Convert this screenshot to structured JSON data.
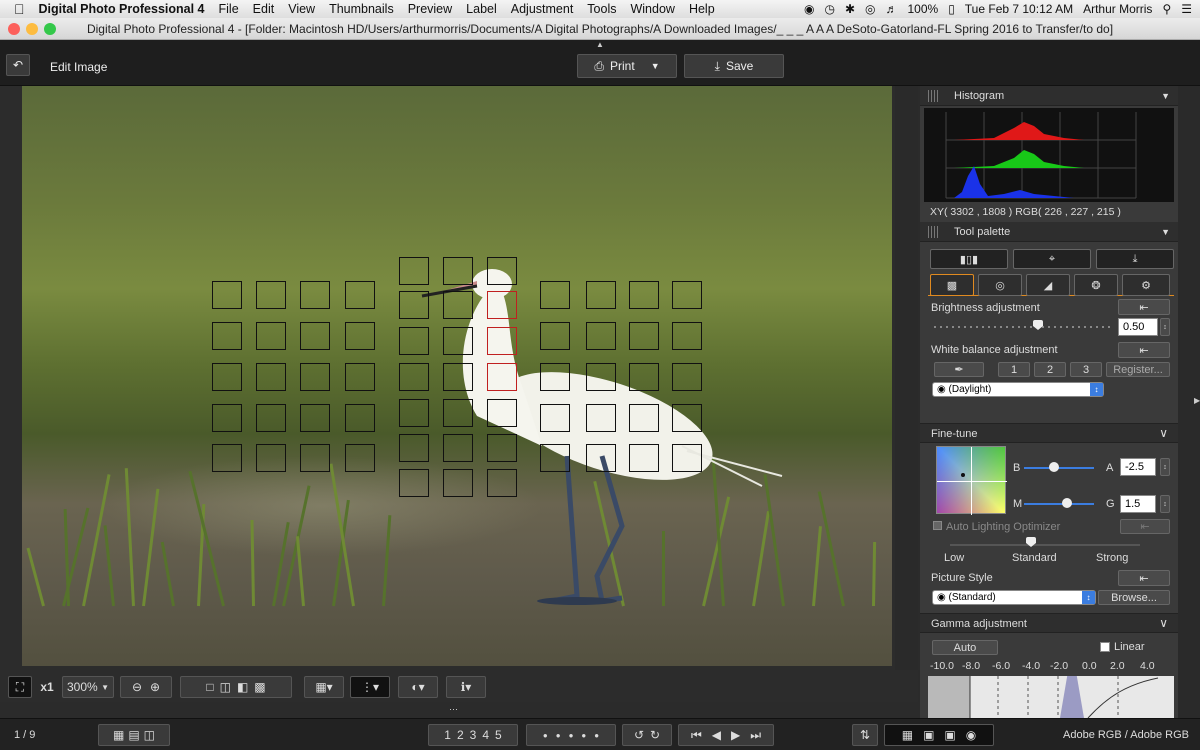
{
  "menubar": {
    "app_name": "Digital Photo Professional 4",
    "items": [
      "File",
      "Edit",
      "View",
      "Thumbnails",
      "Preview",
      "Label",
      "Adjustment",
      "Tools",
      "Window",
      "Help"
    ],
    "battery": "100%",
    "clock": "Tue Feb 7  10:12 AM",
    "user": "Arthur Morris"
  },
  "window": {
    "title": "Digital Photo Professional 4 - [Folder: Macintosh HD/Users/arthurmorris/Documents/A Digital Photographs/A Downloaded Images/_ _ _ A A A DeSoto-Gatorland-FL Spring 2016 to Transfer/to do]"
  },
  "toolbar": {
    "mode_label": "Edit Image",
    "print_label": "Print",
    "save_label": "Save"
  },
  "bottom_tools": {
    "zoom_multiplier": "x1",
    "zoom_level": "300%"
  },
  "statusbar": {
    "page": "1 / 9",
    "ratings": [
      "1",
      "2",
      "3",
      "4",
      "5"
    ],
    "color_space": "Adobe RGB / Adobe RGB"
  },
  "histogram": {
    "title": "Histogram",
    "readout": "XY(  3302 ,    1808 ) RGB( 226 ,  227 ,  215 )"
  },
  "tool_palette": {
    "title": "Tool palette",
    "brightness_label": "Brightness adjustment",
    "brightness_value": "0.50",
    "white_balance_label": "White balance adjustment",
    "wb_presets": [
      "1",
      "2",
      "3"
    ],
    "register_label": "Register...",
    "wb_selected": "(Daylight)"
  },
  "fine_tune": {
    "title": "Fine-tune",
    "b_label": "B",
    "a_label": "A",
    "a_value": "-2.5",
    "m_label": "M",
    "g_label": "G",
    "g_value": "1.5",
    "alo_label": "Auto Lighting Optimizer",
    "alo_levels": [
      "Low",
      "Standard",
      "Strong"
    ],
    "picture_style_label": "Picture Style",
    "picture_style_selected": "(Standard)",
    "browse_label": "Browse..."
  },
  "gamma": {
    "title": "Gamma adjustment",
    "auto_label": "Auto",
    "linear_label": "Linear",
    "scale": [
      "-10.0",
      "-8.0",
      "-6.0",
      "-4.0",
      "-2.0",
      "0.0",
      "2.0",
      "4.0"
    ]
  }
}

============

**WORK REQUIRED:** Copy everything in the records above except the pictures, exactly as written.

**FULL OUTPUT:**
Convert this screenshot to structured JSON data.
{
  "menubar": {
    "app_name": "Digital Photo Professional 4",
    "items": [
      "File",
      "Edit",
      "View",
      "Thumbnails",
      "Preview",
      "Label",
      "Adjustment",
      "Tools",
      "Window",
      "Help"
    ],
    "battery": "100%",
    "clock": "Tue Feb 7  10:12 AM",
    "user": "Arthur Morris"
  },
  "window": {
    "title": "Digital Photo Professional 4 - [Folder: Macintosh HD/Users/arthurmorris/Documents/A Digital Photographs/A Downloaded Images/_ _ _ A A A DeSoto-Gatorland-FL Spring 2016 to Transfer/to do]"
  },
  "toolbar": {
    "mode_label": "Edit Image",
    "print_label": "Print",
    "save_label": "Save"
  },
  "bottom_tools": {
    "zoom_multiplier": "x1",
    "zoom_level": "300%"
  },
  "statusbar": {
    "page": "1 / 9",
    "ratings": [
      "1",
      "2",
      "3",
      "4",
      "5"
    ],
    "color_space": "Adobe RGB / Adobe RGB"
  },
  "histogram": {
    "title": "Histogram",
    "readout": "XY(  3302 ,    1808 ) RGB( 226 ,  227 ,  215 )"
  },
  "tool_palette": {
    "title": "Tool palette",
    "brightness_label": "Brightness adjustment",
    "brightness_value": "0.50",
    "white_balance_label": "White balance adjustment",
    "wb_presets": [
      "1",
      "2",
      "3"
    ],
    "register_label": "Register...",
    "wb_selected": "(Daylight)"
  },
  "fine_tune": {
    "title": "Fine-tune",
    "b_label": "B",
    "a_label": "A",
    "a_value": "-2.5",
    "m_label": "M",
    "g_label": "G",
    "g_value": "1.5",
    "alo_label": "Auto Lighting Optimizer",
    "alo_levels": [
      "Low",
      "Standard",
      "Strong"
    ],
    "picture_style_label": "Picture Style",
    "picture_style_selected": "(Standard)",
    "browse_label": "Browse..."
  },
  "gamma": {
    "title": "Gamma adjustment",
    "auto_label": "Auto",
    "linear_label": "Linear",
    "scale": [
      "-10.0",
      "-8.0",
      "-6.0",
      "-4.0",
      "-2.0",
      "0.0",
      "2.0",
      "4.0"
    ]
  }
}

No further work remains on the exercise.